Given request> Leave the pictures out and transcribe every record exactly.
* START *
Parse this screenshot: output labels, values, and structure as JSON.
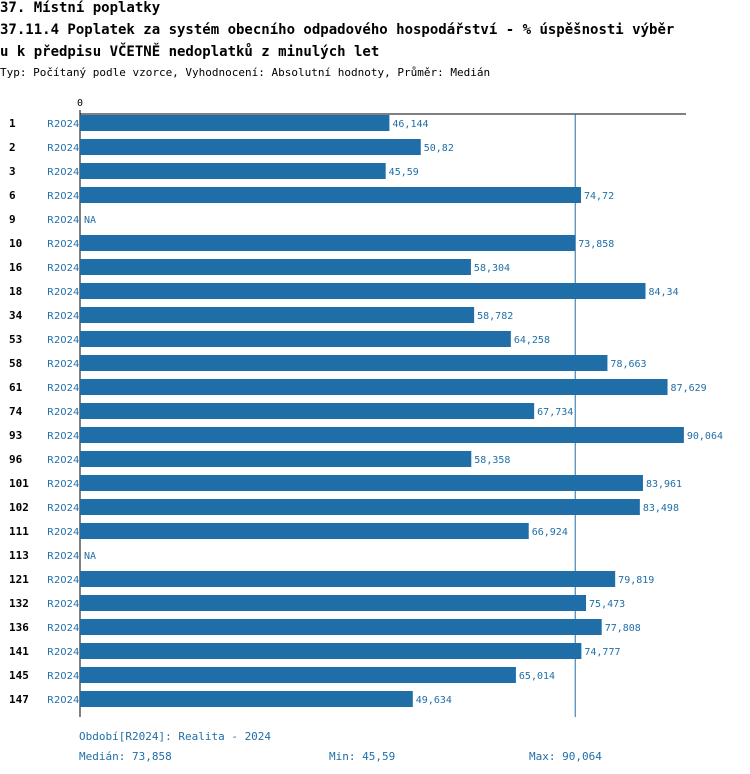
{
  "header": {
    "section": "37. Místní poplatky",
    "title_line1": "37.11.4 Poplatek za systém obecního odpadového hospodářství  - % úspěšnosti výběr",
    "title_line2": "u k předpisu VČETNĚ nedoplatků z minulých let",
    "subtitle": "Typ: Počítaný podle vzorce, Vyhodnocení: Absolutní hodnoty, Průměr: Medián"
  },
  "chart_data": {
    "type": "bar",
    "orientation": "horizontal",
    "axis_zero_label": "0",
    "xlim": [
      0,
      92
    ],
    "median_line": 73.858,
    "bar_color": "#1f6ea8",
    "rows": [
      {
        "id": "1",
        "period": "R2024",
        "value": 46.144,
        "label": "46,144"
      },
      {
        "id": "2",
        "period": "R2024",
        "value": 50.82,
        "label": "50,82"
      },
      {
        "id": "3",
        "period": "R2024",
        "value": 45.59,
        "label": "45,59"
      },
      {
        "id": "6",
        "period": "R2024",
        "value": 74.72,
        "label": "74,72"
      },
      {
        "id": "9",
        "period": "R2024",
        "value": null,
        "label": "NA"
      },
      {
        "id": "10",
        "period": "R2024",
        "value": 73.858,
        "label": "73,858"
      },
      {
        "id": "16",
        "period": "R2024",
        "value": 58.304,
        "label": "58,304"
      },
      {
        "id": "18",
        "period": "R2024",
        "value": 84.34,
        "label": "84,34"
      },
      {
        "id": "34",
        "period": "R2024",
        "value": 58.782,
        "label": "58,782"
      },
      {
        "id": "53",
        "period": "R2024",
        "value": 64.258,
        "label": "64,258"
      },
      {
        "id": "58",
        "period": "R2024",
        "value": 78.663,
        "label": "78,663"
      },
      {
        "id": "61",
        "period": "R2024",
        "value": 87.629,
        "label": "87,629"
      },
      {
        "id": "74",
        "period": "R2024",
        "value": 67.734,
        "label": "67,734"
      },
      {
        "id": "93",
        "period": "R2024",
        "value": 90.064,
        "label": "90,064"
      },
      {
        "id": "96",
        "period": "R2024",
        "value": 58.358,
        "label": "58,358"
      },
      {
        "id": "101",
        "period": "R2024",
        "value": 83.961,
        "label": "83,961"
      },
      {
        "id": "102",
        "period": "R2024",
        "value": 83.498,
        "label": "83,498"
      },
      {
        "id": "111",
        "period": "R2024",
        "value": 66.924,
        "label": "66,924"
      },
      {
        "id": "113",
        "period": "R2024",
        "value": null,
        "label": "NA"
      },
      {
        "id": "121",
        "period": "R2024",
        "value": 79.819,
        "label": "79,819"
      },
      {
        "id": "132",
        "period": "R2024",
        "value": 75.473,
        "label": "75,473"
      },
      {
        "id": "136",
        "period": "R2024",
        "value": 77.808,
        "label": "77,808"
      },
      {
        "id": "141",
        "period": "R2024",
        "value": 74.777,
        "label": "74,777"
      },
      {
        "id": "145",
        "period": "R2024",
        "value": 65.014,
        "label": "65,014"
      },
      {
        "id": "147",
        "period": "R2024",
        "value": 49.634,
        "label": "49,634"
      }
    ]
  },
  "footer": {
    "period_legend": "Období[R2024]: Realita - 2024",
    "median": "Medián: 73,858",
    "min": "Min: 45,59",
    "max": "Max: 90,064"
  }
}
* END *
Correct response>
Parse this screenshot: output labels, values, and structure as JSON.
{
  "header": {
    "section": "37. Místní poplatky",
    "title_line1": "37.11.4 Poplatek za systém obecního odpadového hospodářství  - % úspěšnosti výběr",
    "title_line2": "u k předpisu VČETNĚ nedoplatků z minulých let",
    "subtitle": "Typ: Počítaný podle vzorce, Vyhodnocení: Absolutní hodnoty, Průměr: Medián"
  },
  "chart_data": {
    "type": "bar",
    "orientation": "horizontal",
    "axis_zero_label": "0",
    "xlim": [
      0,
      92
    ],
    "median_line": 73.858,
    "bar_color": "#1f6ea8",
    "rows": [
      {
        "id": "1",
        "period": "R2024",
        "value": 46.144,
        "label": "46,144"
      },
      {
        "id": "2",
        "period": "R2024",
        "value": 50.82,
        "label": "50,82"
      },
      {
        "id": "3",
        "period": "R2024",
        "value": 45.59,
        "label": "45,59"
      },
      {
        "id": "6",
        "period": "R2024",
        "value": 74.72,
        "label": "74,72"
      },
      {
        "id": "9",
        "period": "R2024",
        "value": null,
        "label": "NA"
      },
      {
        "id": "10",
        "period": "R2024",
        "value": 73.858,
        "label": "73,858"
      },
      {
        "id": "16",
        "period": "R2024",
        "value": 58.304,
        "label": "58,304"
      },
      {
        "id": "18",
        "period": "R2024",
        "value": 84.34,
        "label": "84,34"
      },
      {
        "id": "34",
        "period": "R2024",
        "value": 58.782,
        "label": "58,782"
      },
      {
        "id": "53",
        "period": "R2024",
        "value": 64.258,
        "label": "64,258"
      },
      {
        "id": "58",
        "period": "R2024",
        "value": 78.663,
        "label": "78,663"
      },
      {
        "id": "61",
        "period": "R2024",
        "value": 87.629,
        "label": "87,629"
      },
      {
        "id": "74",
        "period": "R2024",
        "value": 67.734,
        "label": "67,734"
      },
      {
        "id": "93",
        "period": "R2024",
        "value": 90.064,
        "label": "90,064"
      },
      {
        "id": "96",
        "period": "R2024",
        "value": 58.358,
        "label": "58,358"
      },
      {
        "id": "101",
        "period": "R2024",
        "value": 83.961,
        "label": "83,961"
      },
      {
        "id": "102",
        "period": "R2024",
        "value": 83.498,
        "label": "83,498"
      },
      {
        "id": "111",
        "period": "R2024",
        "value": 66.924,
        "label": "66,924"
      },
      {
        "id": "113",
        "period": "R2024",
        "value": null,
        "label": "NA"
      },
      {
        "id": "121",
        "period": "R2024",
        "value": 79.819,
        "label": "79,819"
      },
      {
        "id": "132",
        "period": "R2024",
        "value": 75.473,
        "label": "75,473"
      },
      {
        "id": "136",
        "period": "R2024",
        "value": 77.808,
        "label": "77,808"
      },
      {
        "id": "141",
        "period": "R2024",
        "value": 74.777,
        "label": "74,777"
      },
      {
        "id": "145",
        "period": "R2024",
        "value": 65.014,
        "label": "65,014"
      },
      {
        "id": "147",
        "period": "R2024",
        "value": 49.634,
        "label": "49,634"
      }
    ]
  },
  "footer": {
    "period_legend": "Období[R2024]: Realita - 2024",
    "median": "Medián: 73,858",
    "min": "Min: 45,59",
    "max": "Max: 90,064"
  }
}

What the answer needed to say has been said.